**Work to be completed:**
Please say how many lines in the records below contain the word "administration", giving only the number.

=== Section Start ===

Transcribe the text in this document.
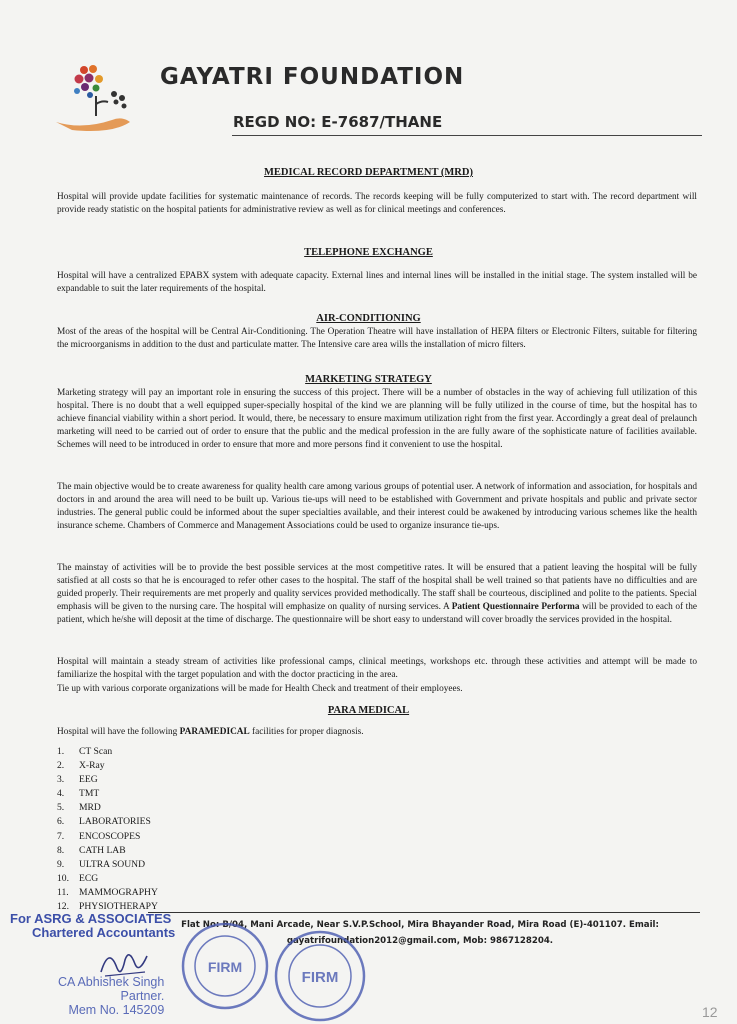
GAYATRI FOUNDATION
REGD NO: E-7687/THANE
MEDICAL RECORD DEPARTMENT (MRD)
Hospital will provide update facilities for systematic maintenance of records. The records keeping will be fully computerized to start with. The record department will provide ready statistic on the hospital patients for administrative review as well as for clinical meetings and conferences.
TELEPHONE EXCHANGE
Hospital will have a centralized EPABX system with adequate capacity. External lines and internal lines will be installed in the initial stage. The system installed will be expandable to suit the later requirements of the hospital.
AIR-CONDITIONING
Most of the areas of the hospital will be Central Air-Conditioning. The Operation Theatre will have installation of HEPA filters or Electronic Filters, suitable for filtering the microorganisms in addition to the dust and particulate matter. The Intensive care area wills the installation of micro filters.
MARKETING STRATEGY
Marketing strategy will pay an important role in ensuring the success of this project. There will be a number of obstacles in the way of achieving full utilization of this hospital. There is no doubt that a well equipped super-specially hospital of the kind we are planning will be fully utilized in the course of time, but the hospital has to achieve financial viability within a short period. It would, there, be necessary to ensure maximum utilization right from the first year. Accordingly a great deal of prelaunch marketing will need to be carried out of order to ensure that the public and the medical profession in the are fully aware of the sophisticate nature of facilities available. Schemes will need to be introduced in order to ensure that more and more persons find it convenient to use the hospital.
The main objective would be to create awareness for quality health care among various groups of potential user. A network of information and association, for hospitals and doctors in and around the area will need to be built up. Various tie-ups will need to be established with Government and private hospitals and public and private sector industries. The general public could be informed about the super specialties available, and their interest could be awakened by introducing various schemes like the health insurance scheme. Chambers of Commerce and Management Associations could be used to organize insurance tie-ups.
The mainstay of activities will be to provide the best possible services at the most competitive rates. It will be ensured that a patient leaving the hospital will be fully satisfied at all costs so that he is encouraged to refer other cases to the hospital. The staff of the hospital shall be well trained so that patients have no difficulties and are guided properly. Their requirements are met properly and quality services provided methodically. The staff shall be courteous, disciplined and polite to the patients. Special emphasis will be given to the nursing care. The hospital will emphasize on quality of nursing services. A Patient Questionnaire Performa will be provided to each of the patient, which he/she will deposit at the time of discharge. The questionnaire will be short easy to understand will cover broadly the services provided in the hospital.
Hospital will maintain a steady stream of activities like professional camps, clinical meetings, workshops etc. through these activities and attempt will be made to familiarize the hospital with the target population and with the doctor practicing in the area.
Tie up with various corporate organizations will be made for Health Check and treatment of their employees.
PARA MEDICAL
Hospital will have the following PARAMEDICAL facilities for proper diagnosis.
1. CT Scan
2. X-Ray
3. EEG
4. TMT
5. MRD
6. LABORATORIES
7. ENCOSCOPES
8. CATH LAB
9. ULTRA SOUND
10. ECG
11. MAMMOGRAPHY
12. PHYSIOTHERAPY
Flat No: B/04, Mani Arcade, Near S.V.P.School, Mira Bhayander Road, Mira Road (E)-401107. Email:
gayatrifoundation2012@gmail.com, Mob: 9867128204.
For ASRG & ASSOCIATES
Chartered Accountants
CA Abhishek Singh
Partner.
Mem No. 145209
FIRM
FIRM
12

=== Section End ===
=== Section Start ===

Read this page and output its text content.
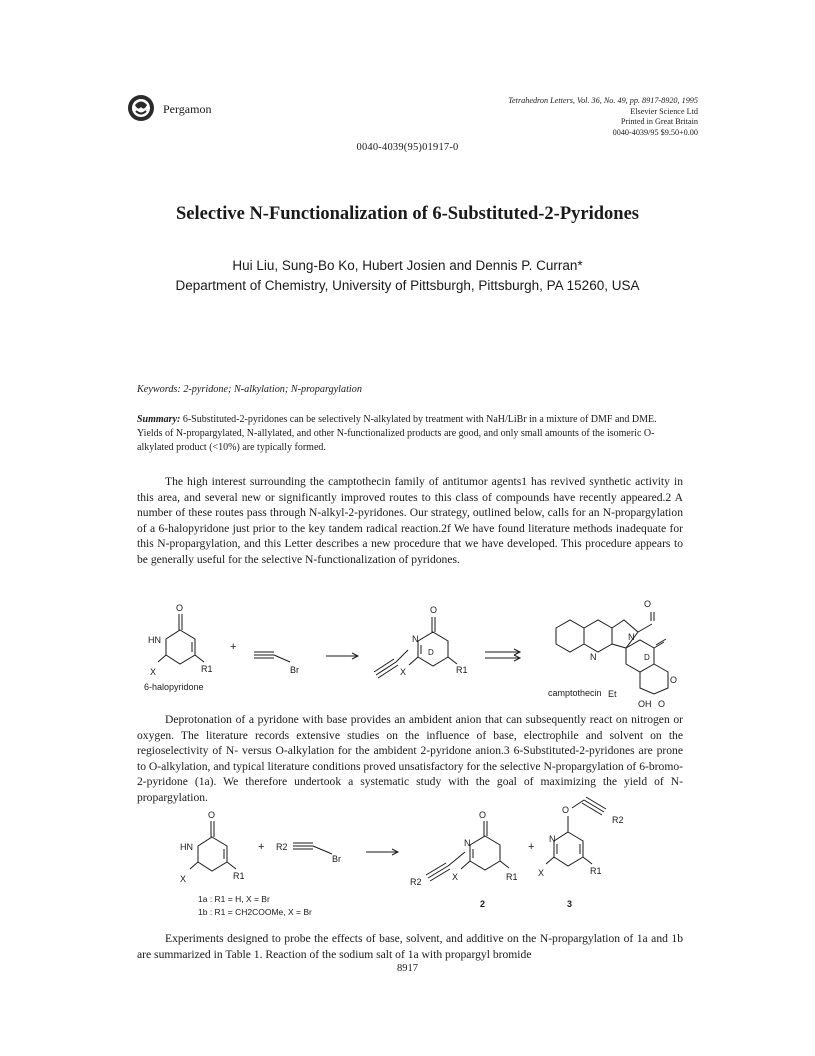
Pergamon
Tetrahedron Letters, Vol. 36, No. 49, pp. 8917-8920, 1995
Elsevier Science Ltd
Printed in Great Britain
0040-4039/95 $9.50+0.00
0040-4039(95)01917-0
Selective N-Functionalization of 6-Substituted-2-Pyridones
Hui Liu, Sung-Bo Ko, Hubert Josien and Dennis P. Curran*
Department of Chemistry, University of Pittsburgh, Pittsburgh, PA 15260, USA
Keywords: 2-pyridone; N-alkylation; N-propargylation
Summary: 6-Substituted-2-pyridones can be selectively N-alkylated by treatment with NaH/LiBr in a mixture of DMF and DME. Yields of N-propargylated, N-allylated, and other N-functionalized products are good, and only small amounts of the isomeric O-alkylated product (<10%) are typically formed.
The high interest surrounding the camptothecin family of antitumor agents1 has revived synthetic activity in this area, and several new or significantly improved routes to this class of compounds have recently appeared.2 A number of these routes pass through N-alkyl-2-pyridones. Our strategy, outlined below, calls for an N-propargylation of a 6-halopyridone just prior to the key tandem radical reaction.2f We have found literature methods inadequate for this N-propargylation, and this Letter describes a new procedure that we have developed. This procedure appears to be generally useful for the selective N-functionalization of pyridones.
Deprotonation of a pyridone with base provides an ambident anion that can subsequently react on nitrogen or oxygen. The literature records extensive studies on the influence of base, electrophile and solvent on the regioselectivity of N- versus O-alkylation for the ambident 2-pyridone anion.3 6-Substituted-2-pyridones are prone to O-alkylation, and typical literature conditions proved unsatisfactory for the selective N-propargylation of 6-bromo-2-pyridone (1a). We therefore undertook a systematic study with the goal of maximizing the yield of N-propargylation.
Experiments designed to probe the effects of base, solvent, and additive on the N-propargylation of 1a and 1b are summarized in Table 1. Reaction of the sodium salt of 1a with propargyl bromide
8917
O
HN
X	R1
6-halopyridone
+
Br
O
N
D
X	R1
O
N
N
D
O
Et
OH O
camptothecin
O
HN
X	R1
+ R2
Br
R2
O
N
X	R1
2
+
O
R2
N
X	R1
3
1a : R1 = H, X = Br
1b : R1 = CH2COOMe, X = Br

=== Section End ===
=== Section Start ===

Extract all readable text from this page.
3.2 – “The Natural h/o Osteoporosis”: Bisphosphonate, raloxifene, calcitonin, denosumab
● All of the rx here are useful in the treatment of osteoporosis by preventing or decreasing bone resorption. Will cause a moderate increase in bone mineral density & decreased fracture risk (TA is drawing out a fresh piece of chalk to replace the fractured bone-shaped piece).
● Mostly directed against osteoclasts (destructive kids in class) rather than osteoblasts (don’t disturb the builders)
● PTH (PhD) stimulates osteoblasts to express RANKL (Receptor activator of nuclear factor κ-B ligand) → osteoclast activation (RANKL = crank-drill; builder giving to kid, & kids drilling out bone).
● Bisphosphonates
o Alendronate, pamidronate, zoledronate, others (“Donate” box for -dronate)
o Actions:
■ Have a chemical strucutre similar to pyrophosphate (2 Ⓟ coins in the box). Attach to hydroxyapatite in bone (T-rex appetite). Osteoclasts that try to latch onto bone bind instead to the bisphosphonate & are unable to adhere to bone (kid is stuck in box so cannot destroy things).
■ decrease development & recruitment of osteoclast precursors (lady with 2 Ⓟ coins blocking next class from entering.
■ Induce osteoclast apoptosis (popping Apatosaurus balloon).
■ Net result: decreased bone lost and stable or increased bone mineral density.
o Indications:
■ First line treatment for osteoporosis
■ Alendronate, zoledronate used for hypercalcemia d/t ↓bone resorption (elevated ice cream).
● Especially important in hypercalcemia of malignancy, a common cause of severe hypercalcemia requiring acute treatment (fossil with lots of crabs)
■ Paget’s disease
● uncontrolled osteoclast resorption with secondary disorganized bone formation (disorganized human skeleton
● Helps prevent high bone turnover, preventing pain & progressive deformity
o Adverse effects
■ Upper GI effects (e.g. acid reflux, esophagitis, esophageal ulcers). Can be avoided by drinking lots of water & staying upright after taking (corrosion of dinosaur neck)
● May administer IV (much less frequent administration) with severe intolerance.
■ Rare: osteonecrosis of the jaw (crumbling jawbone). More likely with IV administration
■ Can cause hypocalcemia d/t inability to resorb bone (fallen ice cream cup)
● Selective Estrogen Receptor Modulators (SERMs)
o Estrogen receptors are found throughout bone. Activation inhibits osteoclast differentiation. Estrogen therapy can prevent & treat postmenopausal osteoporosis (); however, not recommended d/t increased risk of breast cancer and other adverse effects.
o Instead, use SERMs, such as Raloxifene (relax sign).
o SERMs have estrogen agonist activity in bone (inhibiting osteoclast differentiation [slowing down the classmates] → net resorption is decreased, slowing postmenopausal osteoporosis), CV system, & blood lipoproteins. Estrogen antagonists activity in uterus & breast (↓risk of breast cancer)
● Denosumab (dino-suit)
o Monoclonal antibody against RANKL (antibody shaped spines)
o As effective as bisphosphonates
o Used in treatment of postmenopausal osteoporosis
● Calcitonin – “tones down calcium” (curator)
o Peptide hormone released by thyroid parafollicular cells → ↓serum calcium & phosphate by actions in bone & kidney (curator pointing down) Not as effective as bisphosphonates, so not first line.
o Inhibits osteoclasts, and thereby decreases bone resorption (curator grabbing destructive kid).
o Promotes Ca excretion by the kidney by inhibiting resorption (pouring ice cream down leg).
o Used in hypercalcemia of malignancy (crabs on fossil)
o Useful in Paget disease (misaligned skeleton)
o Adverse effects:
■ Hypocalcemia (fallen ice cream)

=== Section End ===

**Response for this exercise:**
2